----- Input -----

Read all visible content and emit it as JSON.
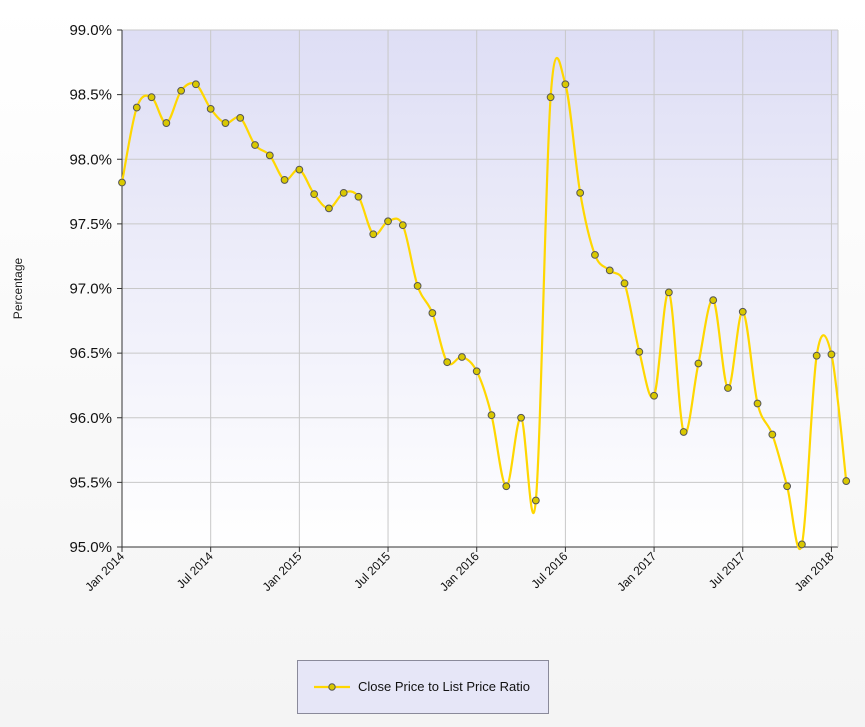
{
  "chart_data": {
    "type": "line",
    "title": "",
    "xlabel": "",
    "ylabel": "Percentage",
    "ylim": [
      95.0,
      99.0
    ],
    "yticks": [
      "95.0%",
      "95.5%",
      "96.0%",
      "96.5%",
      "97.0%",
      "97.5%",
      "98.0%",
      "98.5%",
      "99.0%"
    ],
    "xticks": [
      "Jan 2014",
      "Jul 2014",
      "Jan 2015",
      "Jul 2015",
      "Jan 2016",
      "Jul 2016",
      "Jan 2017",
      "Jul 2017",
      "Jan 2018"
    ],
    "grid": true,
    "legend_position": "bottom",
    "series": [
      {
        "name": "Close Price to List Price Ratio",
        "color": "#ffd700",
        "marker_color": "#d9c800",
        "values": [
          97.82,
          98.4,
          98.48,
          98.28,
          98.53,
          98.58,
          98.39,
          98.28,
          98.32,
          98.11,
          98.03,
          97.84,
          97.92,
          97.73,
          97.62,
          97.74,
          97.71,
          97.42,
          97.52,
          97.49,
          97.02,
          96.81,
          96.43,
          96.47,
          96.36,
          96.02,
          95.47,
          96.0,
          95.36,
          98.48,
          98.58,
          97.74,
          97.26,
          97.14,
          97.04,
          96.51,
          96.17,
          96.97,
          95.89,
          96.42,
          96.91,
          96.23,
          96.82,
          96.11,
          95.87,
          95.47,
          95.02,
          96.48,
          96.49,
          95.51
        ]
      }
    ]
  },
  "legend": {
    "label": "Close Price to List Price Ratio"
  }
}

-----

Stated task: Looking at the data above, show all lines where the word "Ratio" occurs.

Output for this task:
        "name": "Close Price to List Price Ratio",
    "label": "Close Price to List Price Ratio"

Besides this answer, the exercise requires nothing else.